■ What you will do
Without the pictures, copy the entries below word for word.
====
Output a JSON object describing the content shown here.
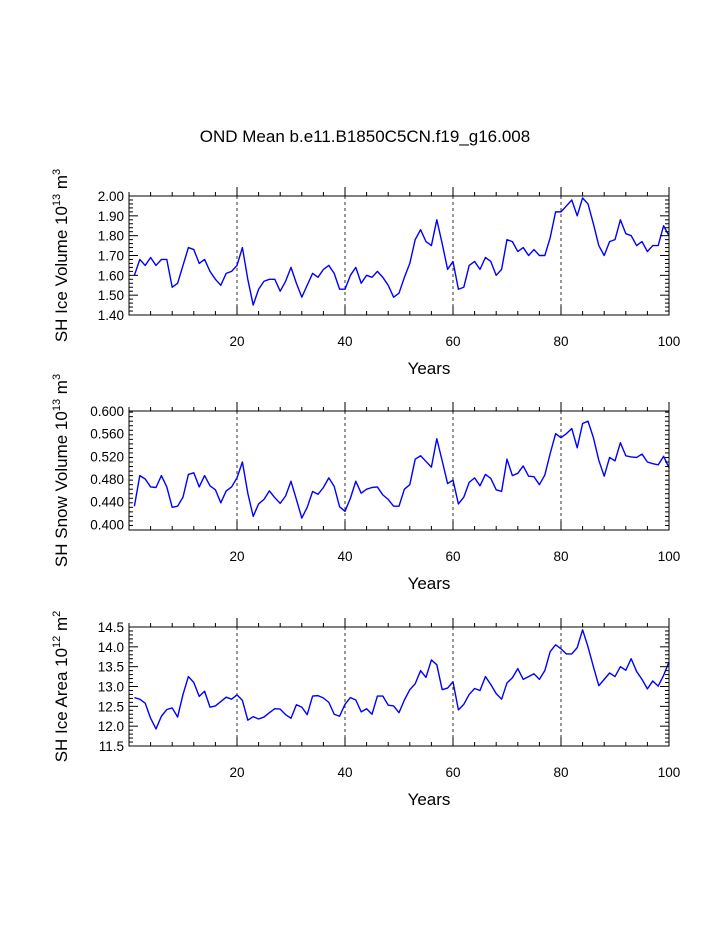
{
  "figure": {
    "title": "OND Mean b.e11.B1850C5CN.f19_g16.008"
  },
  "colors": {
    "line": "#0000ff",
    "axis": "#000000",
    "grid": "#000000"
  },
  "chart_data": [
    {
      "type": "line",
      "name": "ice-volume",
      "xlabel": "Years",
      "ylabel": {
        "text": "SH Ice Volume 10",
        "exp": "13",
        "unit": " m",
        "unit_exp": "3"
      },
      "xlim": [
        0,
        100
      ],
      "ylim": [
        1.4,
        2.0
      ],
      "yticks": [
        1.4,
        1.5,
        1.6,
        1.7,
        1.8,
        1.9,
        2.0
      ],
      "ytick_labels": [
        "1.40",
        "1.50",
        "1.60",
        "1.70",
        "1.80",
        "1.90",
        "2.00"
      ],
      "xticks": [
        20,
        40,
        60,
        80,
        100
      ],
      "xtick_labels": [
        "20",
        "40",
        "60",
        "80",
        "100"
      ],
      "ref_lines_x": [
        20,
        40,
        60,
        80
      ],
      "series": [
        {
          "name": "Ice Volume",
          "values": [
            1.6,
            1.68,
            1.65,
            1.69,
            1.65,
            1.68,
            1.68,
            1.54,
            1.56,
            1.65,
            1.74,
            1.73,
            1.66,
            1.68,
            1.62,
            1.58,
            1.55,
            1.61,
            1.62,
            1.65,
            1.74,
            1.58,
            1.45,
            1.53,
            1.57,
            1.58,
            1.58,
            1.52,
            1.57,
            1.64,
            1.56,
            1.49,
            1.55,
            1.61,
            1.59,
            1.63,
            1.65,
            1.61,
            1.53,
            1.53,
            1.6,
            1.64,
            1.56,
            1.6,
            1.59,
            1.62,
            1.59,
            1.55,
            1.49,
            1.51,
            1.59,
            1.66,
            1.78,
            1.83,
            1.77,
            1.75,
            1.88,
            1.76,
            1.63,
            1.67,
            1.53,
            1.54,
            1.65,
            1.67,
            1.63,
            1.69,
            1.67,
            1.6,
            1.63,
            1.78,
            1.77,
            1.72,
            1.74,
            1.7,
            1.73,
            1.7,
            1.7,
            1.79,
            1.92,
            1.92,
            1.95,
            1.98,
            1.9,
            1.99,
            1.96,
            1.86,
            1.75,
            1.7,
            1.77,
            1.78,
            1.88,
            1.81,
            1.8,
            1.75,
            1.77,
            1.72,
            1.75,
            1.75,
            1.85,
            1.8
          ]
        }
      ]
    },
    {
      "type": "line",
      "name": "snow-volume",
      "xlabel": "Years",
      "ylabel": {
        "text": "SH Snow Volume 10",
        "exp": "13",
        "unit": " m",
        "unit_exp": "3"
      },
      "xlim": [
        0,
        100
      ],
      "ylim": [
        0.39,
        0.6
      ],
      "yticks": [
        0.4,
        0.44,
        0.48,
        0.52,
        0.56,
        0.6
      ],
      "ytick_labels": [
        "0.400",
        "0.440",
        "0.480",
        "0.520",
        "0.560",
        "0.600"
      ],
      "xticks": [
        20,
        40,
        60,
        80,
        100
      ],
      "xtick_labels": [
        "20",
        "40",
        "60",
        "80",
        "100"
      ],
      "ref_lines_x": [
        20,
        40,
        60,
        80
      ],
      "series": [
        {
          "name": "Snow Volume",
          "values": [
            0.432,
            0.486,
            0.48,
            0.466,
            0.465,
            0.486,
            0.466,
            0.43,
            0.432,
            0.448,
            0.488,
            0.491,
            0.466,
            0.486,
            0.468,
            0.461,
            0.438,
            0.459,
            0.466,
            0.482,
            0.51,
            0.455,
            0.414,
            0.436,
            0.444,
            0.459,
            0.447,
            0.437,
            0.45,
            0.476,
            0.444,
            0.411,
            0.43,
            0.458,
            0.453,
            0.465,
            0.482,
            0.467,
            0.431,
            0.423,
            0.446,
            0.476,
            0.455,
            0.462,
            0.465,
            0.466,
            0.452,
            0.444,
            0.432,
            0.432,
            0.462,
            0.47,
            0.515,
            0.521,
            0.511,
            0.501,
            0.551,
            0.512,
            0.472,
            0.478,
            0.436,
            0.448,
            0.474,
            0.482,
            0.468,
            0.488,
            0.481,
            0.461,
            0.458,
            0.515,
            0.486,
            0.49,
            0.503,
            0.485,
            0.484,
            0.47,
            0.487,
            0.525,
            0.56,
            0.553,
            0.56,
            0.569,
            0.535,
            0.578,
            0.582,
            0.553,
            0.513,
            0.485,
            0.518,
            0.512,
            0.544,
            0.521,
            0.519,
            0.518,
            0.524,
            0.51,
            0.507,
            0.505,
            0.52,
            0.5
          ]
        }
      ]
    },
    {
      "type": "line",
      "name": "ice-area",
      "xlabel": "Years",
      "ylabel": {
        "text": "SH Ice Area 10",
        "exp": "12",
        "unit": " m",
        "unit_exp": "2"
      },
      "xlim": [
        0,
        100
      ],
      "ylim": [
        11.5,
        14.5
      ],
      "yticks": [
        11.5,
        12.0,
        12.5,
        13.0,
        13.5,
        14.0,
        14.5
      ],
      "ytick_labels": [
        "11.5",
        "12.0",
        "12.5",
        "13.0",
        "13.5",
        "14.0",
        "14.5"
      ],
      "xticks": [
        20,
        40,
        60,
        80,
        100
      ],
      "xtick_labels": [
        "20",
        "40",
        "60",
        "80",
        "100"
      ],
      "ref_lines_x": [
        20,
        40,
        60,
        80
      ],
      "series": [
        {
          "name": "Ice Area",
          "values": [
            12.72,
            12.68,
            12.58,
            12.2,
            11.93,
            12.25,
            12.42,
            12.46,
            12.23,
            12.8,
            13.25,
            13.1,
            12.75,
            12.88,
            12.48,
            12.51,
            12.62,
            12.73,
            12.68,
            12.79,
            12.65,
            12.15,
            12.24,
            12.18,
            12.23,
            12.34,
            12.44,
            12.43,
            12.29,
            12.2,
            12.54,
            12.48,
            12.29,
            12.76,
            12.77,
            12.71,
            12.6,
            12.3,
            12.25,
            12.55,
            12.72,
            12.66,
            12.36,
            12.44,
            12.3,
            12.76,
            12.76,
            12.53,
            12.51,
            12.34,
            12.66,
            12.92,
            13.07,
            13.4,
            13.23,
            13.67,
            13.55,
            12.92,
            12.96,
            13.12,
            12.41,
            12.55,
            12.8,
            12.95,
            12.9,
            13.25,
            13.05,
            12.82,
            12.68,
            13.09,
            13.22,
            13.45,
            13.18,
            13.25,
            13.32,
            13.18,
            13.4,
            13.88,
            14.05,
            13.95,
            13.82,
            13.82,
            13.98,
            14.43,
            14.0,
            13.5,
            13.02,
            13.18,
            13.34,
            13.25,
            13.5,
            13.41,
            13.7,
            13.38,
            13.18,
            12.94,
            13.14,
            13.01,
            13.28,
            13.62
          ]
        }
      ]
    }
  ]
}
====
■ Exercise response
Output a JSON object describing the content shown here.
{
  "figure": {
    "title": "OND Mean b.e11.B1850C5CN.f19_g16.008"
  },
  "colors": {
    "line": "#0000ff",
    "axis": "#000000",
    "grid": "#000000"
  },
  "chart_data": [
    {
      "type": "line",
      "name": "ice-volume",
      "xlabel": "Years",
      "ylabel": {
        "text": "SH Ice Volume 10",
        "exp": "13",
        "unit": " m",
        "unit_exp": "3"
      },
      "xlim": [
        0,
        100
      ],
      "ylim": [
        1.4,
        2.0
      ],
      "yticks": [
        1.4,
        1.5,
        1.6,
        1.7,
        1.8,
        1.9,
        2.0
      ],
      "ytick_labels": [
        "1.40",
        "1.50",
        "1.60",
        "1.70",
        "1.80",
        "1.90",
        "2.00"
      ],
      "xticks": [
        20,
        40,
        60,
        80,
        100
      ],
      "xtick_labels": [
        "20",
        "40",
        "60",
        "80",
        "100"
      ],
      "ref_lines_x": [
        20,
        40,
        60,
        80
      ],
      "series": [
        {
          "name": "Ice Volume",
          "values": [
            1.6,
            1.68,
            1.65,
            1.69,
            1.65,
            1.68,
            1.68,
            1.54,
            1.56,
            1.65,
            1.74,
            1.73,
            1.66,
            1.68,
            1.62,
            1.58,
            1.55,
            1.61,
            1.62,
            1.65,
            1.74,
            1.58,
            1.45,
            1.53,
            1.57,
            1.58,
            1.58,
            1.52,
            1.57,
            1.64,
            1.56,
            1.49,
            1.55,
            1.61,
            1.59,
            1.63,
            1.65,
            1.61,
            1.53,
            1.53,
            1.6,
            1.64,
            1.56,
            1.6,
            1.59,
            1.62,
            1.59,
            1.55,
            1.49,
            1.51,
            1.59,
            1.66,
            1.78,
            1.83,
            1.77,
            1.75,
            1.88,
            1.76,
            1.63,
            1.67,
            1.53,
            1.54,
            1.65,
            1.67,
            1.63,
            1.69,
            1.67,
            1.6,
            1.63,
            1.78,
            1.77,
            1.72,
            1.74,
            1.7,
            1.73,
            1.7,
            1.7,
            1.79,
            1.92,
            1.92,
            1.95,
            1.98,
            1.9,
            1.99,
            1.96,
            1.86,
            1.75,
            1.7,
            1.77,
            1.78,
            1.88,
            1.81,
            1.8,
            1.75,
            1.77,
            1.72,
            1.75,
            1.75,
            1.85,
            1.8
          ]
        }
      ]
    },
    {
      "type": "line",
      "name": "snow-volume",
      "xlabel": "Years",
      "ylabel": {
        "text": "SH Snow Volume 10",
        "exp": "13",
        "unit": " m",
        "unit_exp": "3"
      },
      "xlim": [
        0,
        100
      ],
      "ylim": [
        0.39,
        0.6
      ],
      "yticks": [
        0.4,
        0.44,
        0.48,
        0.52,
        0.56,
        0.6
      ],
      "ytick_labels": [
        "0.400",
        "0.440",
        "0.480",
        "0.520",
        "0.560",
        "0.600"
      ],
      "xticks": [
        20,
        40,
        60,
        80,
        100
      ],
      "xtick_labels": [
        "20",
        "40",
        "60",
        "80",
        "100"
      ],
      "ref_lines_x": [
        20,
        40,
        60,
        80
      ],
      "series": [
        {
          "name": "Snow Volume",
          "values": [
            0.432,
            0.486,
            0.48,
            0.466,
            0.465,
            0.486,
            0.466,
            0.43,
            0.432,
            0.448,
            0.488,
            0.491,
            0.466,
            0.486,
            0.468,
            0.461,
            0.438,
            0.459,
            0.466,
            0.482,
            0.51,
            0.455,
            0.414,
            0.436,
            0.444,
            0.459,
            0.447,
            0.437,
            0.45,
            0.476,
            0.444,
            0.411,
            0.43,
            0.458,
            0.453,
            0.465,
            0.482,
            0.467,
            0.431,
            0.423,
            0.446,
            0.476,
            0.455,
            0.462,
            0.465,
            0.466,
            0.452,
            0.444,
            0.432,
            0.432,
            0.462,
            0.47,
            0.515,
            0.521,
            0.511,
            0.501,
            0.551,
            0.512,
            0.472,
            0.478,
            0.436,
            0.448,
            0.474,
            0.482,
            0.468,
            0.488,
            0.481,
            0.461,
            0.458,
            0.515,
            0.486,
            0.49,
            0.503,
            0.485,
            0.484,
            0.47,
            0.487,
            0.525,
            0.56,
            0.553,
            0.56,
            0.569,
            0.535,
            0.578,
            0.582,
            0.553,
            0.513,
            0.485,
            0.518,
            0.512,
            0.544,
            0.521,
            0.519,
            0.518,
            0.524,
            0.51,
            0.507,
            0.505,
            0.52,
            0.5
          ]
        }
      ]
    },
    {
      "type": "line",
      "name": "ice-area",
      "xlabel": "Years",
      "ylabel": {
        "text": "SH Ice Area 10",
        "exp": "12",
        "unit": " m",
        "unit_exp": "2"
      },
      "xlim": [
        0,
        100
      ],
      "ylim": [
        11.5,
        14.5
      ],
      "yticks": [
        11.5,
        12.0,
        12.5,
        13.0,
        13.5,
        14.0,
        14.5
      ],
      "ytick_labels": [
        "11.5",
        "12.0",
        "12.5",
        "13.0",
        "13.5",
        "14.0",
        "14.5"
      ],
      "xticks": [
        20,
        40,
        60,
        80,
        100
      ],
      "xtick_labels": [
        "20",
        "40",
        "60",
        "80",
        "100"
      ],
      "ref_lines_x": [
        20,
        40,
        60,
        80
      ],
      "series": [
        {
          "name": "Ice Area",
          "values": [
            12.72,
            12.68,
            12.58,
            12.2,
            11.93,
            12.25,
            12.42,
            12.46,
            12.23,
            12.8,
            13.25,
            13.1,
            12.75,
            12.88,
            12.48,
            12.51,
            12.62,
            12.73,
            12.68,
            12.79,
            12.65,
            12.15,
            12.24,
            12.18,
            12.23,
            12.34,
            12.44,
            12.43,
            12.29,
            12.2,
            12.54,
            12.48,
            12.29,
            12.76,
            12.77,
            12.71,
            12.6,
            12.3,
            12.25,
            12.55,
            12.72,
            12.66,
            12.36,
            12.44,
            12.3,
            12.76,
            12.76,
            12.53,
            12.51,
            12.34,
            12.66,
            12.92,
            13.07,
            13.4,
            13.23,
            13.67,
            13.55,
            12.92,
            12.96,
            13.12,
            12.41,
            12.55,
            12.8,
            12.95,
            12.9,
            13.25,
            13.05,
            12.82,
            12.68,
            13.09,
            13.22,
            13.45,
            13.18,
            13.25,
            13.32,
            13.18,
            13.4,
            13.88,
            14.05,
            13.95,
            13.82,
            13.82,
            13.98,
            14.43,
            14.0,
            13.5,
            13.02,
            13.18,
            13.34,
            13.25,
            13.5,
            13.41,
            13.7,
            13.38,
            13.18,
            12.94,
            13.14,
            13.01,
            13.28,
            13.62
          ]
        }
      ]
    }
  ]
}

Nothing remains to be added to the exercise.